### What is required
Print the listing below exactly.

┌────────

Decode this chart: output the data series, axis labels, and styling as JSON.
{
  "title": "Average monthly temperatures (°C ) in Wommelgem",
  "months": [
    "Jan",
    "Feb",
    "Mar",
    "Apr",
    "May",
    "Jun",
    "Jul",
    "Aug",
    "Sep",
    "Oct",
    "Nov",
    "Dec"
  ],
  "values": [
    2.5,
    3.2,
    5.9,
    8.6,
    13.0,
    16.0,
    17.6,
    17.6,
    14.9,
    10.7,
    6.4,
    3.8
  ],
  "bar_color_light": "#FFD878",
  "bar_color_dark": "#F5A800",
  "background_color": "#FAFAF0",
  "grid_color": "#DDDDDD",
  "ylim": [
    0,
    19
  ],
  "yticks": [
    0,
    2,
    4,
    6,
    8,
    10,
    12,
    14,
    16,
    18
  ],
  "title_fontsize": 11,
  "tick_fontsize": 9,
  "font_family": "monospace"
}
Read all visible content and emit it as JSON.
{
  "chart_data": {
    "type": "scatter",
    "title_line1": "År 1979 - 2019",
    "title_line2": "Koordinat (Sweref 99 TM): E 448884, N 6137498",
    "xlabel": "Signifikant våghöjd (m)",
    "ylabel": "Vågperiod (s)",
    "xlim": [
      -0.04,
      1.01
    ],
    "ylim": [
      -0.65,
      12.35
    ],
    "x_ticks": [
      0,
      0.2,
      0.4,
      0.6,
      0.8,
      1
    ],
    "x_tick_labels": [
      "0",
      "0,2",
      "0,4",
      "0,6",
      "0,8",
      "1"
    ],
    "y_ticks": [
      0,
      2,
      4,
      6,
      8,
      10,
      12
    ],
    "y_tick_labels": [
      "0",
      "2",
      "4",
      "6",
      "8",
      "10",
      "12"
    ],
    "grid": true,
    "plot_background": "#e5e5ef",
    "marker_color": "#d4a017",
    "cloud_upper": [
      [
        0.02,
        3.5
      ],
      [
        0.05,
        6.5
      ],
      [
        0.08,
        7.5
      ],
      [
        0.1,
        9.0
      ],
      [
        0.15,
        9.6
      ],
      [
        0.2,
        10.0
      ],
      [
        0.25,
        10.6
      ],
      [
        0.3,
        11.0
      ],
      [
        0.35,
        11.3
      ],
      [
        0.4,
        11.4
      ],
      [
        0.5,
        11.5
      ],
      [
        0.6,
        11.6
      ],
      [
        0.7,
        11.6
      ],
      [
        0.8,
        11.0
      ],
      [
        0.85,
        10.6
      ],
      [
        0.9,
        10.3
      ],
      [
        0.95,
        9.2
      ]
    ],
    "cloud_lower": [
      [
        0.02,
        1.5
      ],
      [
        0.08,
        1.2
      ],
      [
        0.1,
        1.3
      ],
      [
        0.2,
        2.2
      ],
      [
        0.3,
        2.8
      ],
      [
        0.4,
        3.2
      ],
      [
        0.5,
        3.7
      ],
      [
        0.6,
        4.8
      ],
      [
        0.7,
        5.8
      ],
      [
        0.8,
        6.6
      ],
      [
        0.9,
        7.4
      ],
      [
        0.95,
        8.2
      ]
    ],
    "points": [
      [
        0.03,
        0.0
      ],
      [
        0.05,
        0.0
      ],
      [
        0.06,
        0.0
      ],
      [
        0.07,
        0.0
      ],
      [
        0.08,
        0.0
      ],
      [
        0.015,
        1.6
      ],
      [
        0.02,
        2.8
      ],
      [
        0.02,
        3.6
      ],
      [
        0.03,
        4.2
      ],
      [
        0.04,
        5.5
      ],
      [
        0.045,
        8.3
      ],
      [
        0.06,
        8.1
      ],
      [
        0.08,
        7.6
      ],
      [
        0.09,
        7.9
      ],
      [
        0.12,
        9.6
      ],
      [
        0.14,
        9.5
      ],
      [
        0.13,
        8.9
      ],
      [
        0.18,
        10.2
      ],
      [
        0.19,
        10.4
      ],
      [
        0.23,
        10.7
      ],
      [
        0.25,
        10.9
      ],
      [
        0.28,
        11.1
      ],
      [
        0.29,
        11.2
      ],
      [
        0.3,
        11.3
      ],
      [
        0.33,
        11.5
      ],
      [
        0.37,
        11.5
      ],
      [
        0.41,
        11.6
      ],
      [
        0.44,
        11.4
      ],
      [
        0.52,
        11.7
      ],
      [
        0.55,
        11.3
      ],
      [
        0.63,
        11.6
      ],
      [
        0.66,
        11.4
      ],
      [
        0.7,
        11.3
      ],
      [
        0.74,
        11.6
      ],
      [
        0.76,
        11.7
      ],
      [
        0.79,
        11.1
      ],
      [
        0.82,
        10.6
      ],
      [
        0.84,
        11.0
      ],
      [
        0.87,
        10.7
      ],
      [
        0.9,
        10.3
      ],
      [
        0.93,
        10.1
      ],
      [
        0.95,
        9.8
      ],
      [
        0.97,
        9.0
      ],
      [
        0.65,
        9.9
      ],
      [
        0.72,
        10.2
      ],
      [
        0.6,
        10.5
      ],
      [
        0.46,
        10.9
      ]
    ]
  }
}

└────────

### The reply
Decode this chart: output the data series, axis labels, and styling as JSON.
{
  "title": "Average monthly temperatures (°C ) in Wommelgem",
  "months": [
    "Jan",
    "Feb",
    "Mar",
    "Apr",
    "May",
    "Jun",
    "Jul",
    "Aug",
    "Sep",
    "Oct",
    "Nov",
    "Dec"
  ],
  "values": [
    2.5,
    3.2,
    5.9,
    8.6,
    13.0,
    16.0,
    17.6,
    17.6,
    14.9,
    10.7,
    6.4,
    3.8
  ],
  "bar_color_light": "#FFD878",
  "bar_color_dark": "#F5A800",
  "background_color": "#FAFAF0",
  "grid_color": "#DDDDDD",
  "ylim": [
    0,
    19
  ],
  "yticks": [
    0,
    2,
    4,
    6,
    8,
    10,
    12,
    14,
    16,
    18
  ],
  "title_fontsize": 11,
  "tick_fontsize": 9,
  "font_family": "monospace"
}
Read all visible content and emit it as JSON.
{
  "chart_data": {
    "type": "scatter",
    "title_line1": "År 1979 - 2019",
    "title_line2": "Koordinat (Sweref 99 TM): E 448884, N 6137498",
    "xlabel": "Signifikant våghöjd (m)",
    "ylabel": "Vågperiod (s)",
    "xlim": [
      -0.04,
      1.01
    ],
    "ylim": [
      -0.65,
      12.35
    ],
    "x_ticks": [
      0,
      0.2,
      0.4,
      0.6,
      0.8,
      1
    ],
    "x_tick_labels": [
      "0",
      "0,2",
      "0,4",
      "0,6",
      "0,8",
      "1"
    ],
    "y_ticks": [
      0,
      2,
      4,
      6,
      8,
      10,
      12
    ],
    "y_tick_labels": [
      "0",
      "2",
      "4",
      "6",
      "8",
      "10",
      "12"
    ],
    "grid": true,
    "plot_background": "#e5e5ef",
    "marker_color": "#d4a017",
    "cloud_upper": [
      [
        0.02,
        3.5
      ],
      [
        0.05,
        6.5
      ],
      [
        0.08,
        7.5
      ],
      [
        0.1,
        9.0
      ],
      [
        0.15,
        9.6
      ],
      [
        0.2,
        10.0
      ],
      [
        0.25,
        10.6
      ],
      [
        0.3,
        11.0
      ],
      [
        0.35,
        11.3
      ],
      [
        0.4,
        11.4
      ],
      [
        0.5,
        11.5
      ],
      [
        0.6,
        11.6
      ],
      [
        0.7,
        11.6
      ],
      [
        0.8,
        11.0
      ],
      [
        0.85,
        10.6
      ],
      [
        0.9,
        10.3
      ],
      [
        0.95,
        9.2
      ]
    ],
    "cloud_lower": [
      [
        0.02,
        1.5
      ],
      [
        0.08,
        1.2
      ],
      [
        0.1,
        1.3
      ],
      [
        0.2,
        2.2
      ],
      [
        0.3,
        2.8
      ],
      [
        0.4,
        3.2
      ],
      [
        0.5,
        3.7
      ],
      [
        0.6,
        4.8
      ],
      [
        0.7,
        5.8
      ],
      [
        0.8,
        6.6
      ],
      [
        0.9,
        7.4
      ],
      [
        0.95,
        8.2
      ]
    ],
    "points": [
      [
        0.03,
        0.0
      ],
      [
        0.05,
        0.0
      ],
      [
        0.06,
        0.0
      ],
      [
        0.07,
        0.0
      ],
      [
        0.08,
        0.0
      ],
      [
        0.015,
        1.6
      ],
      [
        0.02,
        2.8
      ],
      [
        0.02,
        3.6
      ],
      [
        0.03,
        4.2
      ],
      [
        0.04,
        5.5
      ],
      [
        0.045,
        8.3
      ],
      [
        0.06,
        8.1
      ],
      [
        0.08,
        7.6
      ],
      [
        0.09,
        7.9
      ],
      [
        0.12,
        9.6
      ],
      [
        0.14,
        9.5
      ],
      [
        0.13,
        8.9
      ],
      [
        0.18,
        10.2
      ],
      [
        0.19,
        10.4
      ],
      [
        0.23,
        10.7
      ],
      [
        0.25,
        10.9
      ],
      [
        0.28,
        11.1
      ],
      [
        0.29,
        11.2
      ],
      [
        0.3,
        11.3
      ],
      [
        0.33,
        11.5
      ],
      [
        0.37,
        11.5
      ],
      [
        0.41,
        11.6
      ],
      [
        0.44,
        11.4
      ],
      [
        0.52,
        11.7
      ],
      [
        0.55,
        11.3
      ],
      [
        0.63,
        11.6
      ],
      [
        0.66,
        11.4
      ],
      [
        0.7,
        11.3
      ],
      [
        0.74,
        11.6
      ],
      [
        0.76,
        11.7
      ],
      [
        0.79,
        11.1
      ],
      [
        0.82,
        10.6
      ],
      [
        0.84,
        11.0
      ],
      [
        0.87,
        10.7
      ],
      [
        0.9,
        10.3
      ],
      [
        0.93,
        10.1
      ],
      [
        0.95,
        9.8
      ],
      [
        0.97,
        9.0
      ],
      [
        0.65,
        9.9
      ],
      [
        0.72,
        10.2
      ],
      [
        0.6,
        10.5
      ],
      [
        0.46,
        10.9
      ]
    ]
  }
}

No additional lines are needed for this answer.